--- Start ---

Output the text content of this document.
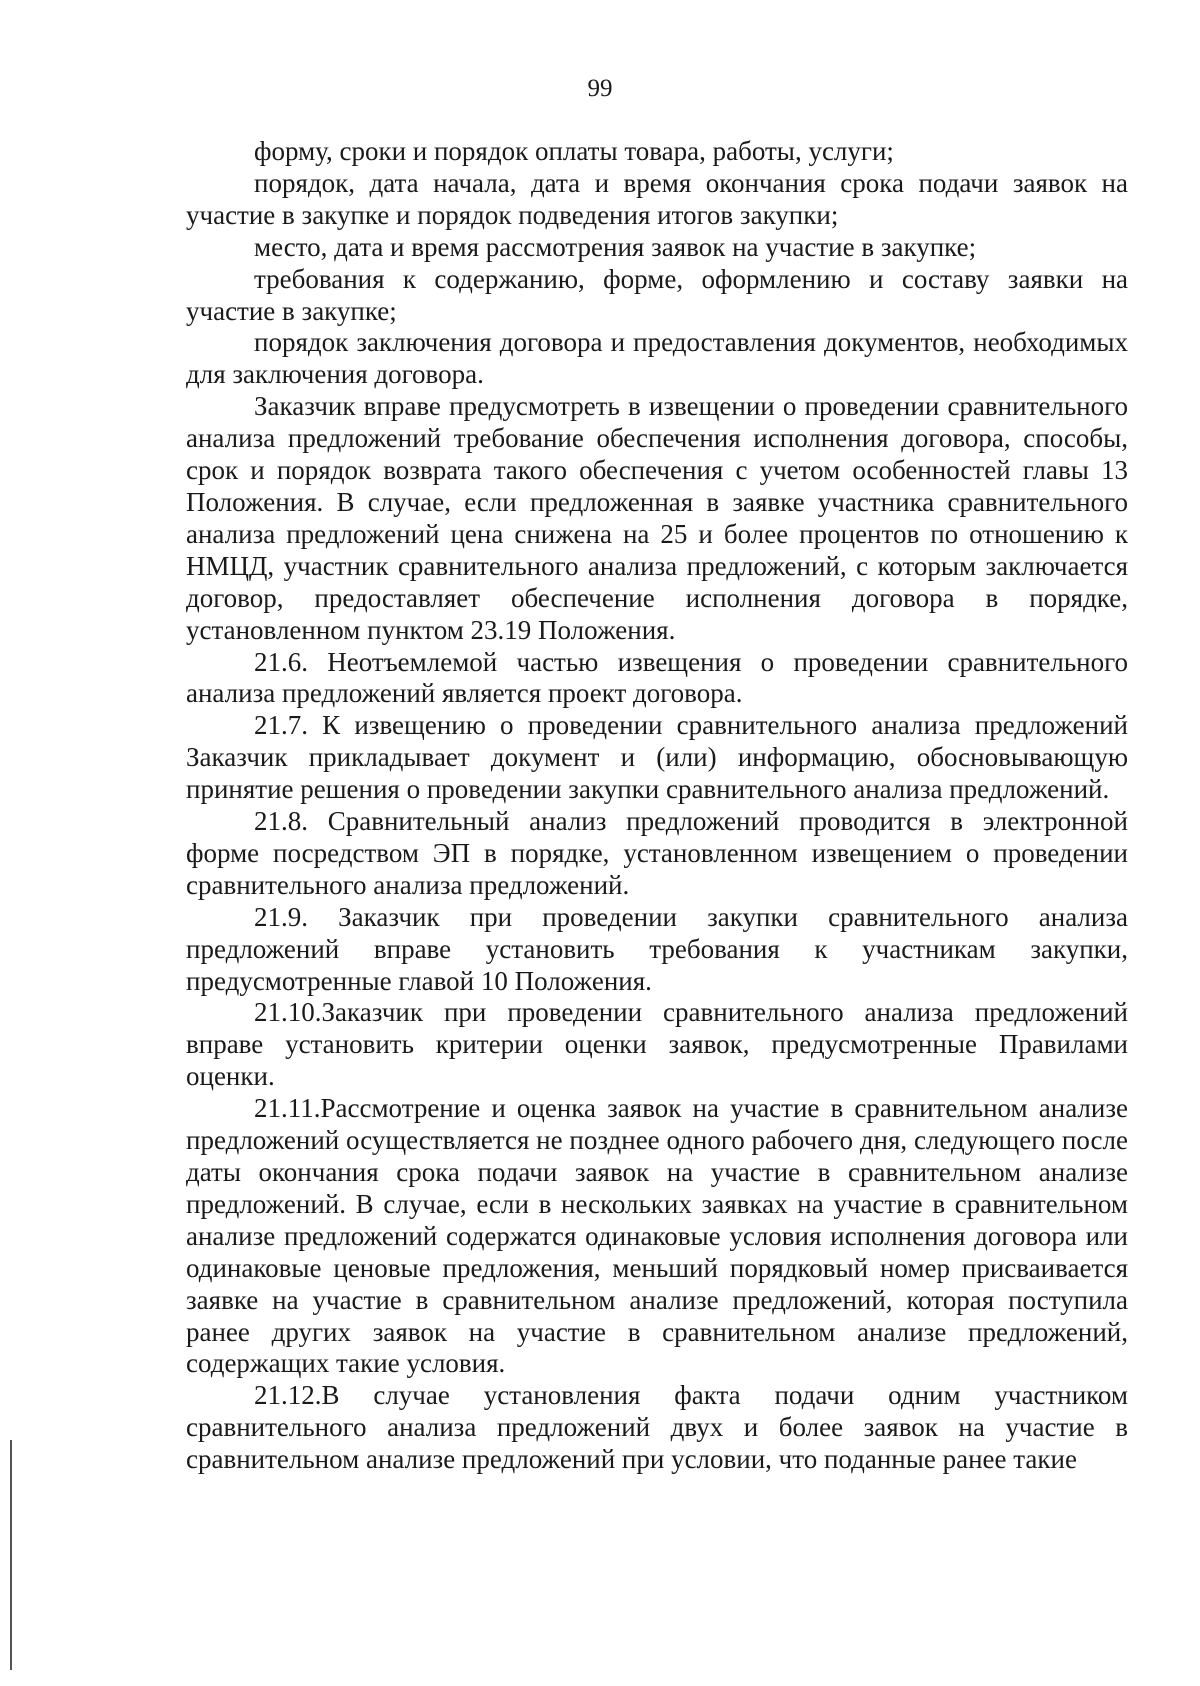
99

форму, сроки и порядок оплаты товара, работы, услуги;

порядок, дата начала, дата и время окончания срока подачи заявок на участие в закупке и порядок подведения итогов закупки;

место, дата и время рассмотрения заявок на участие в закупке;

требования к содержанию, форме, оформлению и составу заявки на участие в закупке;

порядок заключения договора и предоставления документов, необходимых для заключения договора.

Заказчик вправе предусмотреть в извещении о проведении сравнительного анализа предложений требование обеспечения исполнения договора, способы, срок и порядок возврата такого обеспечения с учетом особенностей главы 13 Положения. В случае, если предложенная в заявке участника сравнительного анализа предложений цена снижена на 25 и более процентов по отношению к НМЦД, участник сравнительного анализа предложений, с которым заключается договор, предоставляет обеспечение исполнения договора в порядке, установленном пунктом 23.19 Положения.

21.6. Неотъемлемой частью извещения о проведении сравнительного анализа предложений является проект договора.

21.7. К извещению о проведении сравнительного анализа предложений Заказчик прикладывает документ и (или) информацию, обосновывающую принятие решения о проведении закупки сравнительного анализа предложений.

21.8. Сравнительный анализ предложений проводится в электронной форме посредством ЭП в порядке, установленном извещением о проведении сравнительного анализа предложений.

21.9. Заказчик при проведении закупки сравнительного анализа предложений вправе установить требования к участникам закупки, предусмотренные главой 10 Положения.

21.10.Заказчик при проведении сравнительного анализа предложений вправе установить критерии оценки заявок, предусмотренные Правилами оценки.

21.11.Рассмотрение и оценка заявок на участие в сравнительном анализе предложений осуществляется не позднее одного рабочего дня, следующего после даты окончания срока подачи заявок на участие в сравнительном анализе предложений. В случае, если в нескольких заявках на участие в сравнительном анализе предложений содержатся одинаковые условия исполнения договора или одинаковые ценовые предложения, меньший порядковый номер присваивается заявке на участие в сравнительном анализе предложений, которая поступила ранее других заявок на участие в сравнительном анализе предложений, содержащих такие условия.

21.12.В случае установления факта подачи одним участником сравнительного анализа предложений двух и более заявок на участие в сравнительном анализе предложений при условии, что поданные ранее такие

--- End ---

* Challenge: Find each line holding "закупке". Copy it out.

* Complete response:
порядок, дата начала, дата и время окончания срока подачи заявок на участие в закупке и порядок подведения итогов закупки;
место, дата и время рассмотрения заявок на участие в закупке;
требования к содержанию, форме, оформлению и составу заявки на участие в закупке;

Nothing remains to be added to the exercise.